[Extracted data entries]

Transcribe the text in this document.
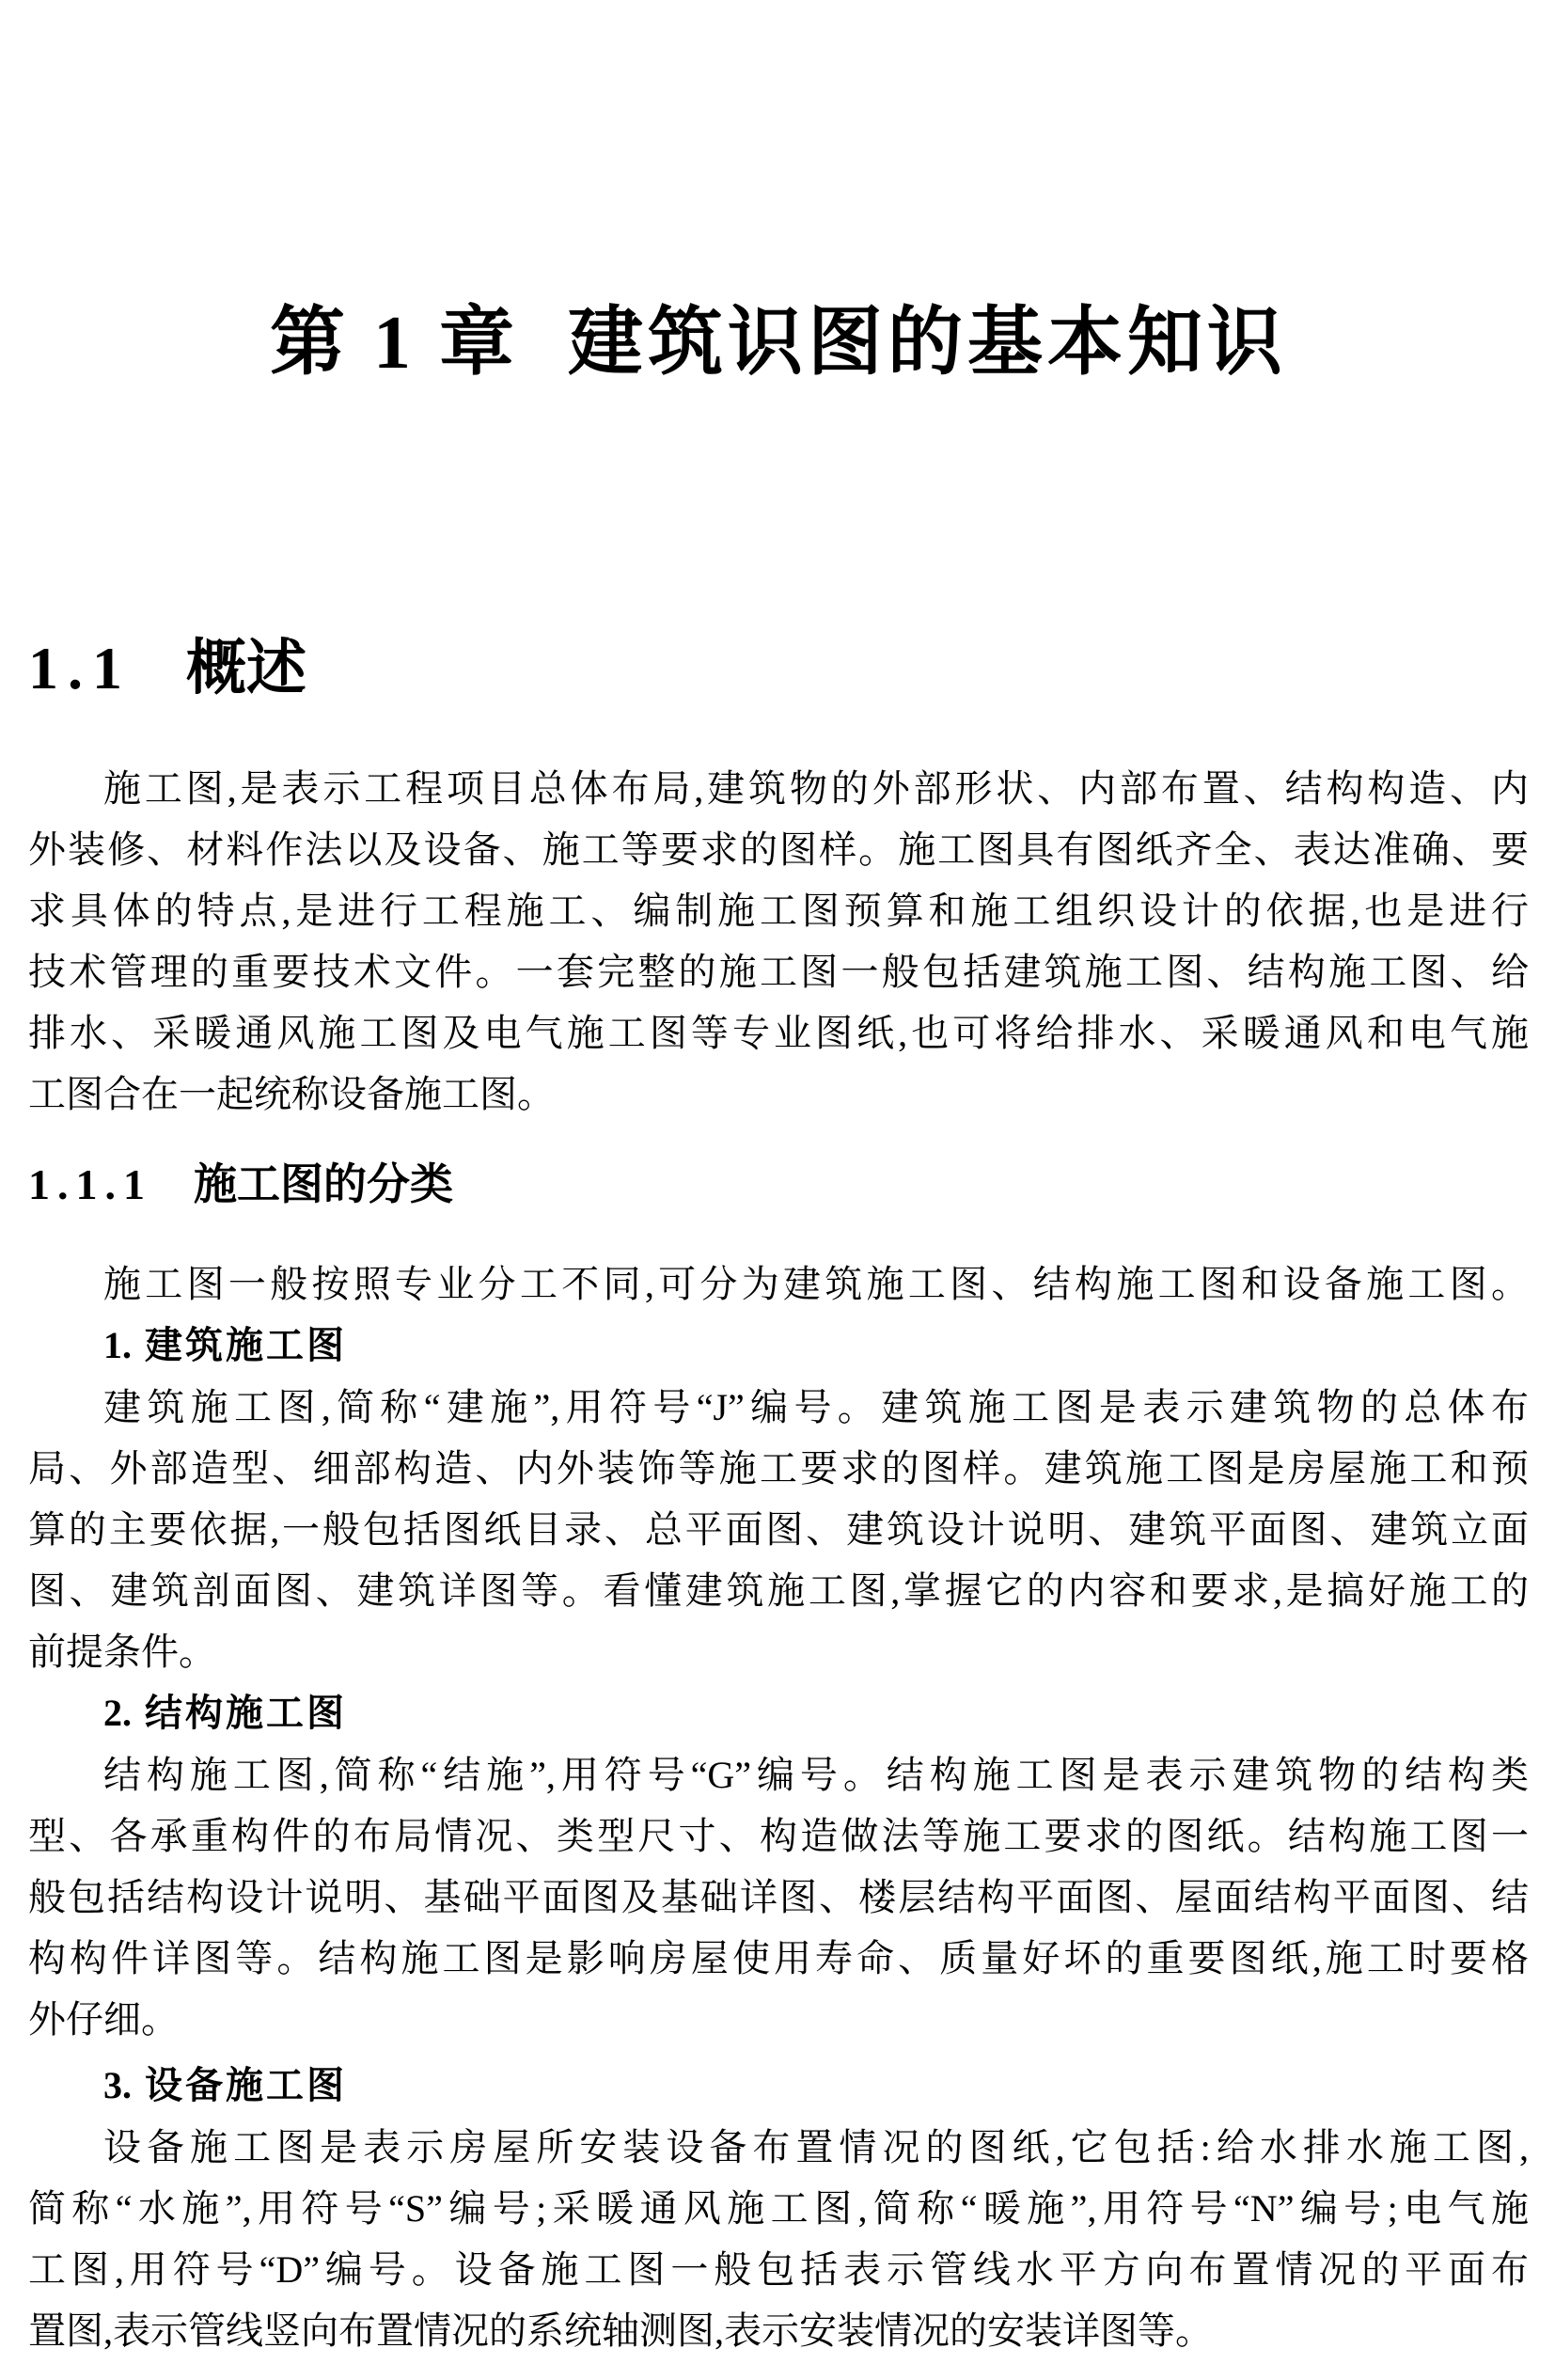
第 1 章 建筑识图的基本知识
1.1 概述
施工图,是表示工程项目总体布局,建筑物的外部形状、内部布置、结构构造、内
外装修、材料作法以及设备、施工等要求的图样。施工图具有图纸齐全、表达准确、要
求具体的特点,是进行工程施工、编制施工图预算和施工组织设计的依据,也是进行
技术管理的重要技术文件。一套完整的施工图一般包括建筑施工图、结构施工图、给
排水、采暖通风施工图及电气施工图等专业图纸,也可将给排水、采暖通风和电气施
工图合在一起统称设备施工图。
1.1.1 施工图的分类
施工图一般按照专业分工不同,可分为建筑施工图、结构施工图和设备施工图。
1. 建筑施工图
建筑施工图,简称“建施”,用符号“J”编号。建筑施工图是表示建筑物的总体布
局、外部造型、细部构造、内外装饰等施工要求的图样。建筑施工图是房屋施工和预
算的主要依据,一般包括图纸目录、总平面图、建筑设计说明、建筑平面图、建筑立面
图、建筑剖面图、建筑详图等。看懂建筑施工图,掌握它的内容和要求,是搞好施工的
前提条件。
2. 结构施工图
结构施工图,简称“结施”,用符号“G”编号。结构施工图是表示建筑物的结构类
型、各承重构件的布局情况、类型尺寸、构造做法等施工要求的图纸。结构施工图一
般包括结构设计说明、基础平面图及基础详图、楼层结构平面图、屋面结构平面图、结
构构件详图等。结构施工图是影响房屋使用寿命、质量好坏的重要图纸,施工时要格
外仔细。
3. 设备施工图
设备施工图是表示房屋所安装设备布置情况的图纸,它包括:给水排水施工图,
简称“水施”,用符号“S”编号;采暖通风施工图,简称“暖施”,用符号“N”编号;电气施
工图,用符号“D”编号。设备施工图一般包括表示管线水平方向布置情况的平面布
置图,表示管线竖向布置情况的系统轴测图,表示安装情况的安装详图等。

**Objective**
Transcribe the whole listing, character for character, but not its images.

**Solution to the problem**
Transcribe the text in this document.
第 1 章 建筑识图的基本知识
1.1 概述
施工图,是表示工程项目总体布局,建筑物的外部形状、内部布置、结构构造、内
外装修、材料作法以及设备、施工等要求的图样。施工图具有图纸齐全、表达准确、要
求具体的特点,是进行工程施工、编制施工图预算和施工组织设计的依据,也是进行
技术管理的重要技术文件。一套完整的施工图一般包括建筑施工图、结构施工图、给
排水、采暖通风施工图及电气施工图等专业图纸,也可将给排水、采暖通风和电气施
工图合在一起统称设备施工图。
1.1.1 施工图的分类
施工图一般按照专业分工不同,可分为建筑施工图、结构施工图和设备施工图。
1. 建筑施工图
建筑施工图,简称“建施”,用符号“J”编号。建筑施工图是表示建筑物的总体布
局、外部造型、细部构造、内外装饰等施工要求的图样。建筑施工图是房屋施工和预
算的主要依据,一般包括图纸目录、总平面图、建筑设计说明、建筑平面图、建筑立面
图、建筑剖面图、建筑详图等。看懂建筑施工图,掌握它的内容和要求,是搞好施工的
前提条件。
2. 结构施工图
结构施工图,简称“结施”,用符号“G”编号。结构施工图是表示建筑物的结构类
型、各承重构件的布局情况、类型尺寸、构造做法等施工要求的图纸。结构施工图一
般包括结构设计说明、基础平面图及基础详图、楼层结构平面图、屋面结构平面图、结
构构件详图等。结构施工图是影响房屋使用寿命、质量好坏的重要图纸,施工时要格
外仔细。
3. 设备施工图
设备施工图是表示房屋所安装设备布置情况的图纸,它包括:给水排水施工图,
简称“水施”,用符号“S”编号;采暖通风施工图,简称“暖施”,用符号“N”编号;电气施
工图,用符号“D”编号。设备施工图一般包括表示管线水平方向布置情况的平面布
置图,表示管线竖向布置情况的系统轴测图,表示安装情况的安装详图等。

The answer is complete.